» Extrait cité:
◇ ◇ ◇ ◇

Ensuite, sur les coulisses des discussions de Charm el-Cheikh, en Égypte, Gershon Baskin fait deux révélations : « Deux choses qui ne s'étaient jamais produites auparavant se sont produites à Charm el-Cheikh. La première, c'est que les Américains, Jared Kushner et Steve Witkoff, ont parlé directement avec la délégation du Hamas. »
« L'autre événement sans précédent, qui a été censuré par toutes les chaînes de télévision, c'est qu'à la fin, la signature initiale du document a eu lieu à 2 heures du matin. Toutes les délégations étaient présentes dans la même pièce. La délégation israélienne et la délégation du Hamas étaient assises face à face dans la même pièce. Bien sûr, les Israéliens l'ont nié. Non, ils ne se sont pas serré la main, à ma connaissance. Mais je ne sais pas, peut-être l'ont-ils fait. La délégation du Hamas comptait quatre personnes : Khalil al Hayya, Zaher Jabarin, Muhammad Darwish, Ghazi Hamad. Sur la vidéo que j’ai vue, il y avait la délégation israélienne, j’ai vu le général Nitzan Alon et Ron Dermer. Leur place autour de la table était juste en face des quatre membres du Hamas qui étaient déjà assis. »
Actuellement, Gershon Baskin est toujours en contact avec Steve Witkoff et aussi avec le Hamas. Le négociateur israélien espère que la trêve va tenir dans la durée.

◇ ◇ ◇ ◇

» Items fournis:
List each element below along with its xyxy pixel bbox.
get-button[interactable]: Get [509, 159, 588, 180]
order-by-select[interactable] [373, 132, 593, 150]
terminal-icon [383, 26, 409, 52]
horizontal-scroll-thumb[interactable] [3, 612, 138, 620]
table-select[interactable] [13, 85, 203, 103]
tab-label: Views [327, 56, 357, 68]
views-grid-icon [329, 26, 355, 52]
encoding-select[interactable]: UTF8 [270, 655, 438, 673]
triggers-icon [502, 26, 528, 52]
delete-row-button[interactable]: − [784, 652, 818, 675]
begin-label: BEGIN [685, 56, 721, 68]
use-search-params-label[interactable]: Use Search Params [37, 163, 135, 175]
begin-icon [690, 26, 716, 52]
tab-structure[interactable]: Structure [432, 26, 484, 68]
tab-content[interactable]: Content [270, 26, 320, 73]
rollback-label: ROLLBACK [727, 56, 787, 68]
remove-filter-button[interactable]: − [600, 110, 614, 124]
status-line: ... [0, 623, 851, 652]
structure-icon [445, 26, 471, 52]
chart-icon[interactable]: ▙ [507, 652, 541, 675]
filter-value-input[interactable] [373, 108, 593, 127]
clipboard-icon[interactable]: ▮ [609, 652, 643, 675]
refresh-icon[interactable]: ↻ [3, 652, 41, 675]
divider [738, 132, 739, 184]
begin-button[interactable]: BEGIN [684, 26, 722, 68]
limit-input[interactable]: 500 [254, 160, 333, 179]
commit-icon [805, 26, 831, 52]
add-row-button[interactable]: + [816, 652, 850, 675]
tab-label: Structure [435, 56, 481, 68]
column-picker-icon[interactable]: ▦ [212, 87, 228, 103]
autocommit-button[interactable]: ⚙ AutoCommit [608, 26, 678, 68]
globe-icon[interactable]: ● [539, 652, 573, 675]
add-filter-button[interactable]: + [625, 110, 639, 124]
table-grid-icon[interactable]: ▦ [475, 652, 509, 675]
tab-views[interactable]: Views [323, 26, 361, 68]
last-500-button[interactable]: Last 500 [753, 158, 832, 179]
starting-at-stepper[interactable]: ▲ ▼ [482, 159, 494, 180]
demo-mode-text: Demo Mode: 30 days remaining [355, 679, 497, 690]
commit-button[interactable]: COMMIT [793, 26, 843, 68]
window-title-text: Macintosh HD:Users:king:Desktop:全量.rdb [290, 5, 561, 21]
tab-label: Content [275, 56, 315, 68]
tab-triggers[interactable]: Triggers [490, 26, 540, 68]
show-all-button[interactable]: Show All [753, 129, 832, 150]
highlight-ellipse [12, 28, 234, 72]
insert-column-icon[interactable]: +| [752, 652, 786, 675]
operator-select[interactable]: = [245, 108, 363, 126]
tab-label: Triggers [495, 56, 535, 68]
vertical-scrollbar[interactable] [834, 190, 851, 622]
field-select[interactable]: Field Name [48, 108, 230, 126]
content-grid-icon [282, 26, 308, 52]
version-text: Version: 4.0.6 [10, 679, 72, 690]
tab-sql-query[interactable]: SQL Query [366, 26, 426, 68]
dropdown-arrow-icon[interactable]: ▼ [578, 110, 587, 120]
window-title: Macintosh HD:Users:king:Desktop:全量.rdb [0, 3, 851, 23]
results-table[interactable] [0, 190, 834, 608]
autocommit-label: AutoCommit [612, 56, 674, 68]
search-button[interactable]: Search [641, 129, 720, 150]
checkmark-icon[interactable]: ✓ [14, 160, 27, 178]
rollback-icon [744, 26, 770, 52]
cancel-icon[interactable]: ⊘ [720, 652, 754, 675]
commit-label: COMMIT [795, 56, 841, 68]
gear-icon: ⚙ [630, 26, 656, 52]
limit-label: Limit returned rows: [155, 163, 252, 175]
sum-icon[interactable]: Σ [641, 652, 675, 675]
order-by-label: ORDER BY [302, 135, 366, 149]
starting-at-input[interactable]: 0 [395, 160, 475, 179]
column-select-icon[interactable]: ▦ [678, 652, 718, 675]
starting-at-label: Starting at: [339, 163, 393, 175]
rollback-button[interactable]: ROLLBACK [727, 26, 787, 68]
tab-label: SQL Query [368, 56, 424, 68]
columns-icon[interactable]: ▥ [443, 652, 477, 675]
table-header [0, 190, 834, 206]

◇ ◇ ◇ ◇

» Exercice: Recopiez l'extrait cité à partir des mots « Actuellement, Gershon Baskin » et arrêtez-vous après « dans la durée. ». Les items ne servent pas ici.

» Réponse attendue:
Actuellement, Gershon Baskin est toujours en contact avec Steve Witkoff et aussi avec le Hamas. Le négociateur israélien espère que la trêve va tenir dans la durée.